### To do
Pictures in the records below are skipped; the rest is copied exactly.

* * *

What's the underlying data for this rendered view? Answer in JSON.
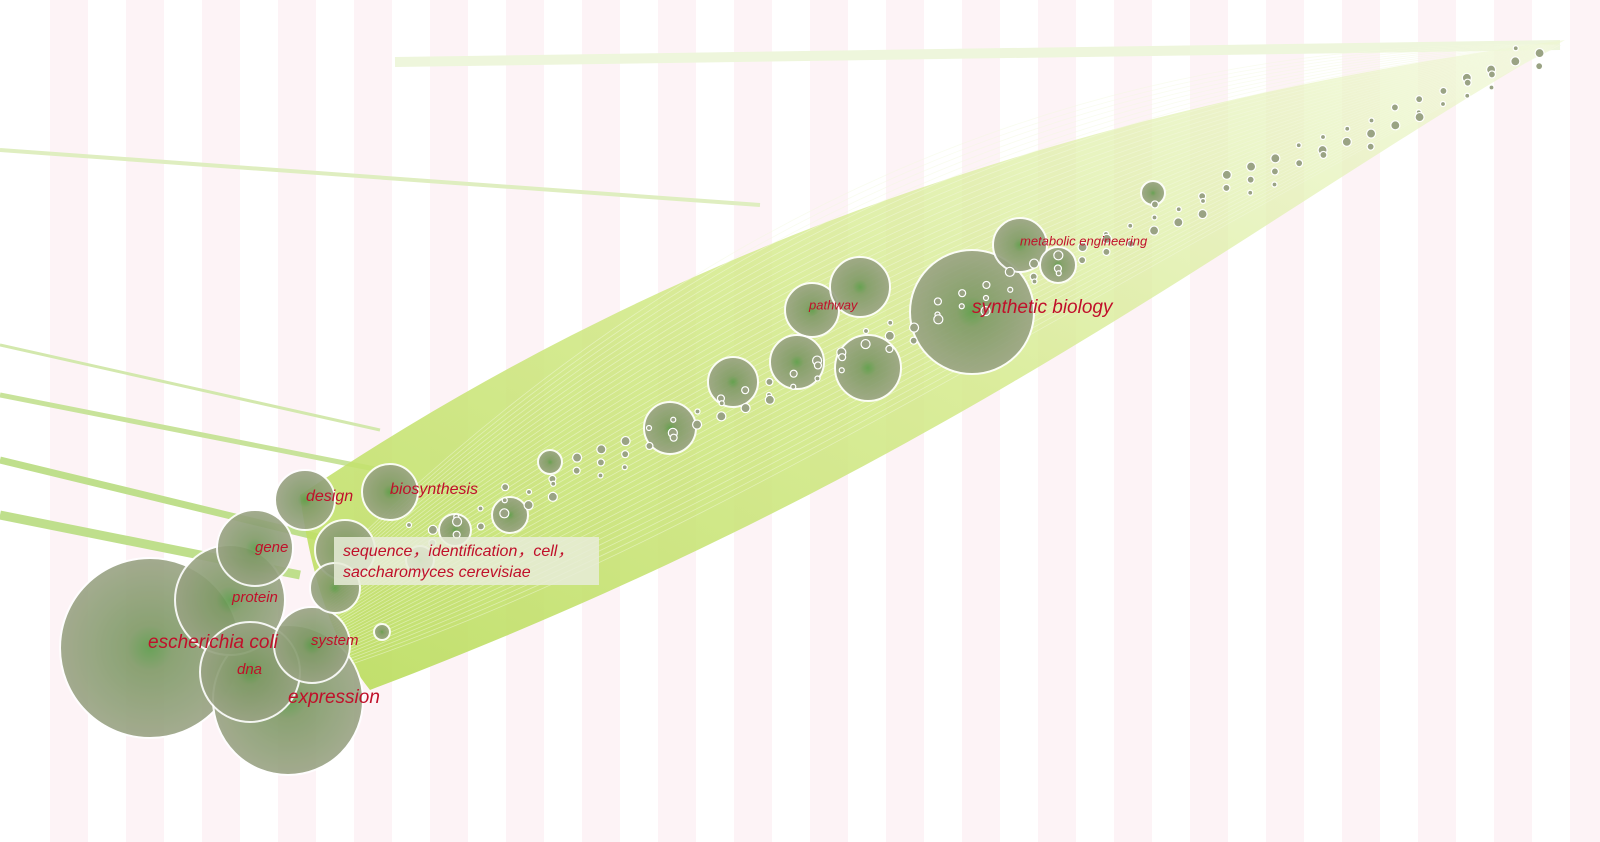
{
  "labels": {
    "design": "design",
    "biosynthesis": "biosynthesis",
    "gene": "gene",
    "sequence_line1": "sequence，identification，cell，",
    "sequence_line2": "saccharomyces cerevisiae",
    "protein": "protein",
    "escherichia_coli": "escherichia coli",
    "system": "system",
    "dna": "dna",
    "expression": "expression",
    "pathway": "pathway",
    "synthetic_biology": "synthetic biology",
    "metabolic_engineering": "metabolic engineering"
  }
}
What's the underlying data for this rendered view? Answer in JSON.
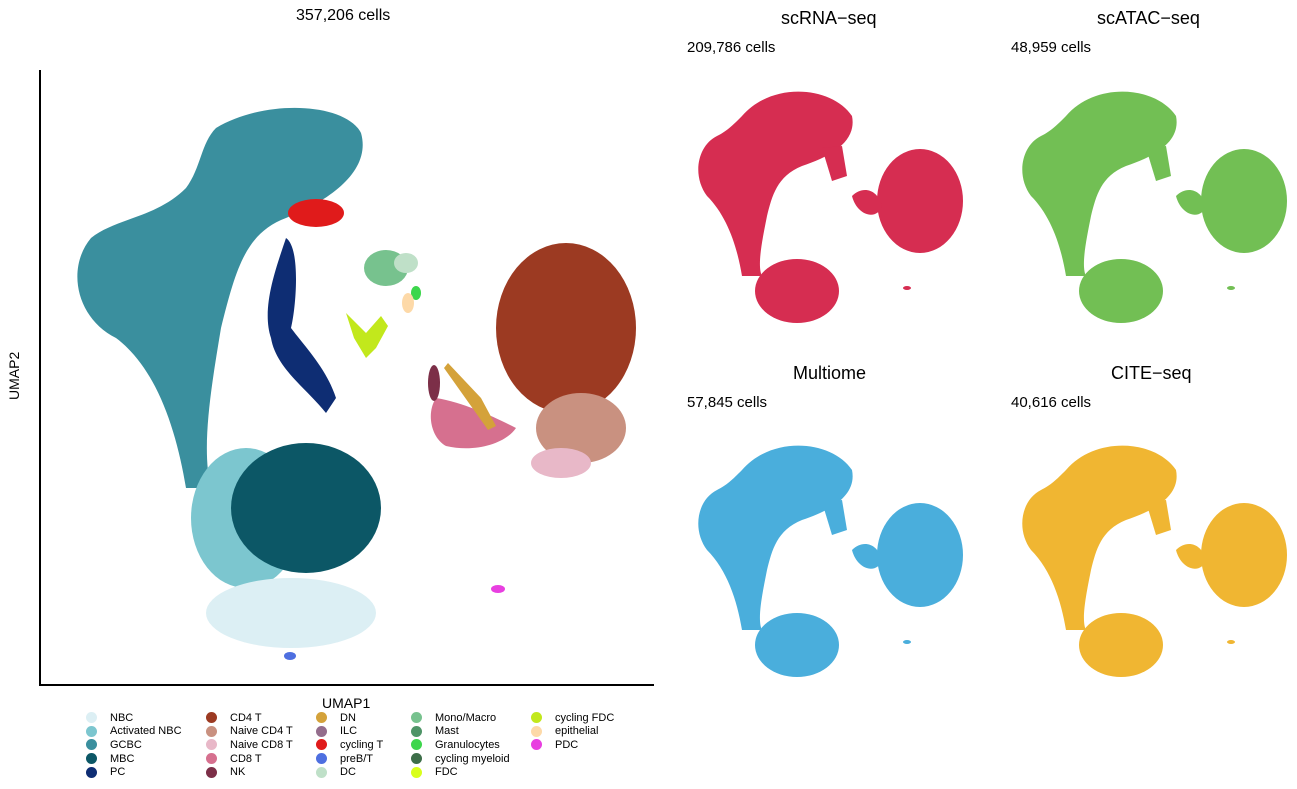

* * *

### Output
What's the underlying data for this rendered view? Answer in JSON.
{
  "labels": {
    "design": "design",
    "biosynthesis": "biosynthesis",
    "gene": "gene",
    "sequence_line1": "sequence，identification，cell，",
    "sequence_line2": "saccharomyces cerevisiae",
    "protein": "protein",
    "escherichia_coli": "escherichia coli",
    "system": "system",
    "dna": "dna",
    "expression": "expression",
    "pathway": "pathway",
    "synthetic_biology": "synthetic biology",
    "metabolic_engineering": "metabolic engineering"
  }
}
What's the underlying data for this rendered view? Answer in JSON.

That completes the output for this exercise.